Task instructions:
Please print exactly the lines running from the one that contains "What does this" to the end of the data, with both lines included.

(Dataset items)
━━━━━━━━
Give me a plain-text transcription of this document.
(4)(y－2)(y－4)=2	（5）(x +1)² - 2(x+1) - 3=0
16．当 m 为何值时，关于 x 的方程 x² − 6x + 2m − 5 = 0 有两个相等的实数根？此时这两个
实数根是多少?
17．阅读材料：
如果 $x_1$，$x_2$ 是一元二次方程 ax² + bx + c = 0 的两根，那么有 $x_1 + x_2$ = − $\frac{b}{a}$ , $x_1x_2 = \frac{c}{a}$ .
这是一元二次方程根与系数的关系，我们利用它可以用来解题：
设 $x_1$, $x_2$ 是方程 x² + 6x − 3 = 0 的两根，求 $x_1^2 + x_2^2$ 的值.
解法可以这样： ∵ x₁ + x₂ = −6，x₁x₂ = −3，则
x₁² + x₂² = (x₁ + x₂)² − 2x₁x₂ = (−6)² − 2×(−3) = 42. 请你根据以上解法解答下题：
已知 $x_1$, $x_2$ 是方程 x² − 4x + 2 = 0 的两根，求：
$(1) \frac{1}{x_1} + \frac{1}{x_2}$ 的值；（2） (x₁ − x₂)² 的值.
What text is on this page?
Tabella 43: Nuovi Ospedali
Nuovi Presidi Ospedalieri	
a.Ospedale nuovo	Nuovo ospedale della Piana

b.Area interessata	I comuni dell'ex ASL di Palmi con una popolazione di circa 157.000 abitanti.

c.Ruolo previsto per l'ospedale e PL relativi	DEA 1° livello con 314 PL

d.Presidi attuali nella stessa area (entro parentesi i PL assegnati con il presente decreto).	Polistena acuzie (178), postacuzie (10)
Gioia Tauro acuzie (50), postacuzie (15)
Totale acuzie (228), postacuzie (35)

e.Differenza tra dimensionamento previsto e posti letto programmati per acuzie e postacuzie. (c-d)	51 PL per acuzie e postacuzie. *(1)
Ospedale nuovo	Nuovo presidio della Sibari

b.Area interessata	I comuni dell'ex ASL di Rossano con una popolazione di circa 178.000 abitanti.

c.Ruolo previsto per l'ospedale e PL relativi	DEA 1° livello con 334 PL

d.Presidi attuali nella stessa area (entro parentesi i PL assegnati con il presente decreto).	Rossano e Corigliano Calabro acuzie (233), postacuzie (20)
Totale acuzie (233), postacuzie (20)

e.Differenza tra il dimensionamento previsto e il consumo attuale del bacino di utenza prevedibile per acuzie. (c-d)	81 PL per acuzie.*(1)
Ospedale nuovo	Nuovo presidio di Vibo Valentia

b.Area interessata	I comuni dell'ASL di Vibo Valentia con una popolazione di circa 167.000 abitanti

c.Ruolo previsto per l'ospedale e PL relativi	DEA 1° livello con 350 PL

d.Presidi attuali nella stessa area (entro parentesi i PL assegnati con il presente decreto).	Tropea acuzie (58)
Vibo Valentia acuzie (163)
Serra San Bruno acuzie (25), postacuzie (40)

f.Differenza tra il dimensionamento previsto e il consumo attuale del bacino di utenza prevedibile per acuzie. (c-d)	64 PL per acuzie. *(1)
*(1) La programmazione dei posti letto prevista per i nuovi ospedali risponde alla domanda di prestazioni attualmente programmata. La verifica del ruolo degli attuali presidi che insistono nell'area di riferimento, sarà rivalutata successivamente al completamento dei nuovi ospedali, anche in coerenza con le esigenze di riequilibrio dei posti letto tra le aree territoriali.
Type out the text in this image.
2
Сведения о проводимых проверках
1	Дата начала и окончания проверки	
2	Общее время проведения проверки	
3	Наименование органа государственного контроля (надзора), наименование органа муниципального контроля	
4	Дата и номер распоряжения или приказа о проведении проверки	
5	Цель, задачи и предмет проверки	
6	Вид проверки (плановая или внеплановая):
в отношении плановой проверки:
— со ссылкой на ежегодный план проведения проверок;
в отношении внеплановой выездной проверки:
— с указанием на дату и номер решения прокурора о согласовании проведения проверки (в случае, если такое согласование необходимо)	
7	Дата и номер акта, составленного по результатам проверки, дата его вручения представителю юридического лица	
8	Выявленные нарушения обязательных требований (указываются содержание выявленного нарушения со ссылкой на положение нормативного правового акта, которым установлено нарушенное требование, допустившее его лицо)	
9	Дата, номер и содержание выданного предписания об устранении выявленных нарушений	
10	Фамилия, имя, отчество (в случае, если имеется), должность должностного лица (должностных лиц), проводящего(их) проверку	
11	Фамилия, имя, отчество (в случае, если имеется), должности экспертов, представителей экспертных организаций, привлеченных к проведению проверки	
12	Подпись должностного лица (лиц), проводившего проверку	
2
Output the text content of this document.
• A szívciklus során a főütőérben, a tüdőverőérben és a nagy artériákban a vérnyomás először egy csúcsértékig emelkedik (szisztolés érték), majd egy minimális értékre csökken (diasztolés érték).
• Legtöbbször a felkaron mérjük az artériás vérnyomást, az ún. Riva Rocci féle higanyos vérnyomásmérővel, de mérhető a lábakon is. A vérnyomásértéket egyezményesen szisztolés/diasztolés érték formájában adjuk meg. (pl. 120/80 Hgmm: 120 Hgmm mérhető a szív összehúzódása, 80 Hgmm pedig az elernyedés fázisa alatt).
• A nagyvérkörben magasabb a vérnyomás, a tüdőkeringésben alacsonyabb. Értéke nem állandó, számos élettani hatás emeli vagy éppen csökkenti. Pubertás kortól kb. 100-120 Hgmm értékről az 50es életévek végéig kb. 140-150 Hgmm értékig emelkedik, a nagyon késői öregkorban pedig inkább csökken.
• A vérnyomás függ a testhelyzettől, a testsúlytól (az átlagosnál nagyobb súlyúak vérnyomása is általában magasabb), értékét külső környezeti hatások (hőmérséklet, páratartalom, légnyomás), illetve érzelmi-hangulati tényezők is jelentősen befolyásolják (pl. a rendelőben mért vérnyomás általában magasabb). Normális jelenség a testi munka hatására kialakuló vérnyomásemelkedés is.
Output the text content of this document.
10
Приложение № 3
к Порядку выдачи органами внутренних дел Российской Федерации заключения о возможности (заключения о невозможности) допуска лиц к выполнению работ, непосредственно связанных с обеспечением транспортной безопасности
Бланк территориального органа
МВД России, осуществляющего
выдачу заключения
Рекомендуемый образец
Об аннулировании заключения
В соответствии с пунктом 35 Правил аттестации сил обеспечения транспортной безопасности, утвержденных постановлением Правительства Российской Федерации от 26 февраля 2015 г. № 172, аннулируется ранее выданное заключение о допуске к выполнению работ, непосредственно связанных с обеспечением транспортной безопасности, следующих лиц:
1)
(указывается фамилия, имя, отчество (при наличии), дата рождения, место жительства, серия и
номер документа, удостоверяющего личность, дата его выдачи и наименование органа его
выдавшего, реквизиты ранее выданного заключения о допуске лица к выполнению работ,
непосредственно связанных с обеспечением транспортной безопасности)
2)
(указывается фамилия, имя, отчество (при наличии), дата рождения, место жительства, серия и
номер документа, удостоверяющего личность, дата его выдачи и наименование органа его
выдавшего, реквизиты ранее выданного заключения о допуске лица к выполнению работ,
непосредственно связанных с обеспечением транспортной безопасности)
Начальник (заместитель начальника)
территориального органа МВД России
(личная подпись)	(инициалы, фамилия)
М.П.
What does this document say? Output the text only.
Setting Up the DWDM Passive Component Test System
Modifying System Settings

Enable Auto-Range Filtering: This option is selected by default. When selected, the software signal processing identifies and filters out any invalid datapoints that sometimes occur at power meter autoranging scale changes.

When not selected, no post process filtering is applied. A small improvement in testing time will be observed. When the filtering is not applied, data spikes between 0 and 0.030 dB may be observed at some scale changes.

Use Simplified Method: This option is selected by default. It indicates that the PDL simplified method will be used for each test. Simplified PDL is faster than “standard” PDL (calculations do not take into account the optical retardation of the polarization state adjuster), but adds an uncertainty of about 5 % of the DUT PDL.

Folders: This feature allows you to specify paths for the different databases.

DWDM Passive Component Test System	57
━━━━━━━━
Answer to the exercise:
What does this document say? Output the text only.
Setting Up the DWDM Passive Component Test System
Modifying System Settings

Enable Auto-Range Filtering: This option is selected by default. When selected, the software signal processing identifies and filters out any invalid datapoints that sometimes occur at power meter autoranging scale changes.

When not selected, no post process filtering is applied. A small improvement in testing time will be observed. When the filtering is not applied, data spikes between 0 and 0.030 dB may be observed at some scale changes.

Use Simplified Method: This option is selected by default. It indicates that the PDL simplified method will be used for each test. Simplified PDL is faster than “standard” PDL (calculations do not take into account the optical retardation of the polarization state adjuster), but adds an uncertainty of about 5 % of the DUT PDL.

Folders: This feature allows you to specify paths for the different databases.

DWDM Passive Component Test System	57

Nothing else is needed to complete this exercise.